▶ **Text**
🖊️ This blog post has been co-authored by Andrés Pozo (DevOps Engineer & Software Developer), David Artuñedo (CEO at OnLife Networks), and Jesús Macías (DevSecOps Advocate & Innovation Engineer).
Cloud computing has become the go-to standard for managing IT resources in companies of all sizes. The big advantages it provides for computational resource management are unbeatable in terms of flexibility and scalability—but it has some shortcomings too. One of the main drawbacks comes from the fact that cloud computing significantly increases the level of complexity of the resulting system.
Many cloud management solutions try to address this complexity problem by performing choices for the user as part of standardized, ‘vanilla’ deployments. Configurations tend to be set to values that are optimized for a majority of users. In this way, the people using those solutions are not required to understand all the technical details in order to make use of them.

Data listing

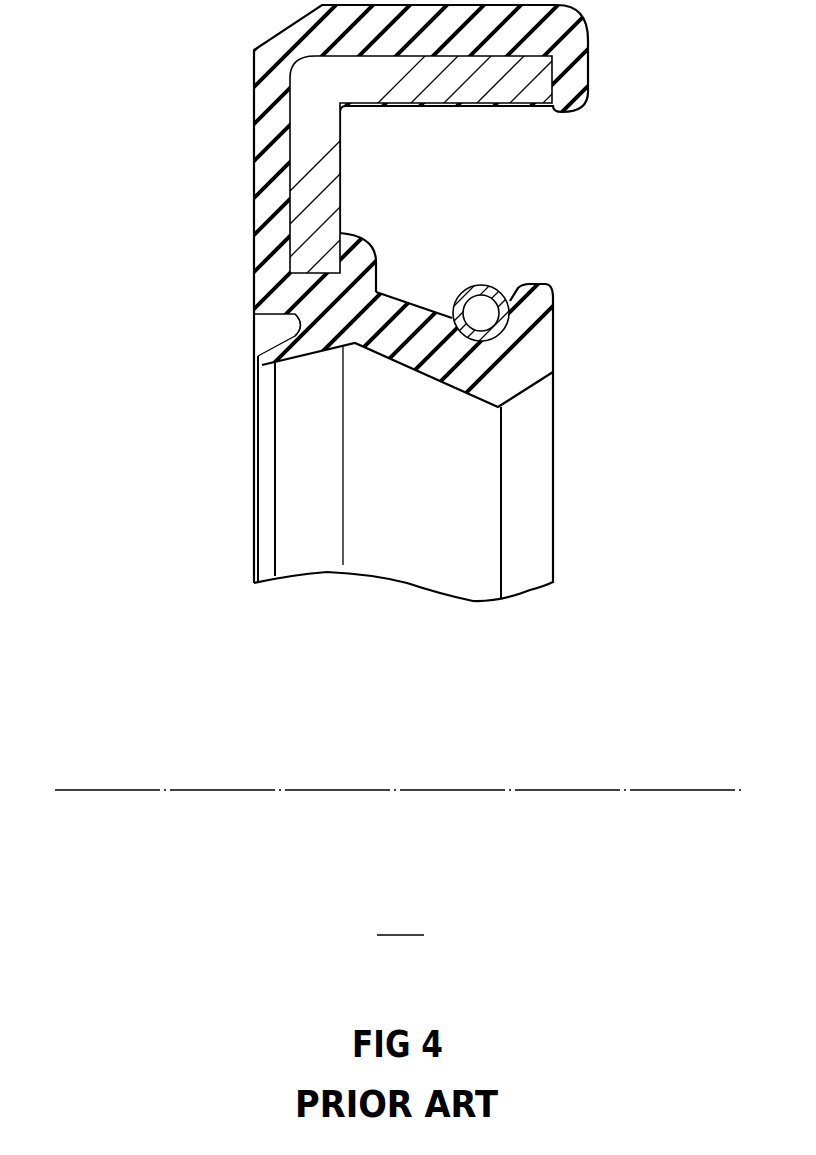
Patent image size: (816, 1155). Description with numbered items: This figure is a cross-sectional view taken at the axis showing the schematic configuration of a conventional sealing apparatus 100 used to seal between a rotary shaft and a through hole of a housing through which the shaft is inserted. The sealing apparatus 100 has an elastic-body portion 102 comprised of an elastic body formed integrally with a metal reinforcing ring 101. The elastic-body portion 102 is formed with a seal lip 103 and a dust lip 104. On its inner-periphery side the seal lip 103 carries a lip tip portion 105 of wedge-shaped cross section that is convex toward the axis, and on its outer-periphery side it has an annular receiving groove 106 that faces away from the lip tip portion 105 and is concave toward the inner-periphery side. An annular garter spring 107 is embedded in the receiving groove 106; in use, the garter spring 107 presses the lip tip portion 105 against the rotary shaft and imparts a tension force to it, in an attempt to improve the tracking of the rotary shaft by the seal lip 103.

The conventional sealing apparatus 100 is at (400, 917).
The reinforcing ring 101 is at (302, 110).
The elastic-body portion 102 is at (253, 182).
The seal lip 103 is at (375, 364).
The dust lip 104 is at (265, 360).
The lip tip portion 105 is at (505, 392).
The receiving groove 106 is at (457, 300).
The garter spring 107 is at (481, 284).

▶ **Requirements**
A – In the cloud computing post, what is named as one of the main drawbacks of cloud computing?
B – Using the cloud computing post, mark each statement yes or no and quote the words of the post that settle it:
(i) The post has three co-authors.
(ii) In standardized deployments, configurations are usually set to values optimized for every user.
(iii) People using these cloud management solutions must understand all the technical details to use them.

▶ **Results for the exercise**
A – It significantly increases the level of complexity of the resulting system.

B –
(i) Yes: "co-authored by Andrés Pozo (DevOps Engineer & Software Developer), David Artuñedo (CEO at OnLife Networks), and Jesús Macías (DevSecOps Advocate & Innovation Engineer)"
(ii) No: "Configurations tend to be set to values that are optimized for a majority of users."
(iii) No: "the people using those solutions are not required to understand all the technical details in order to make use of them"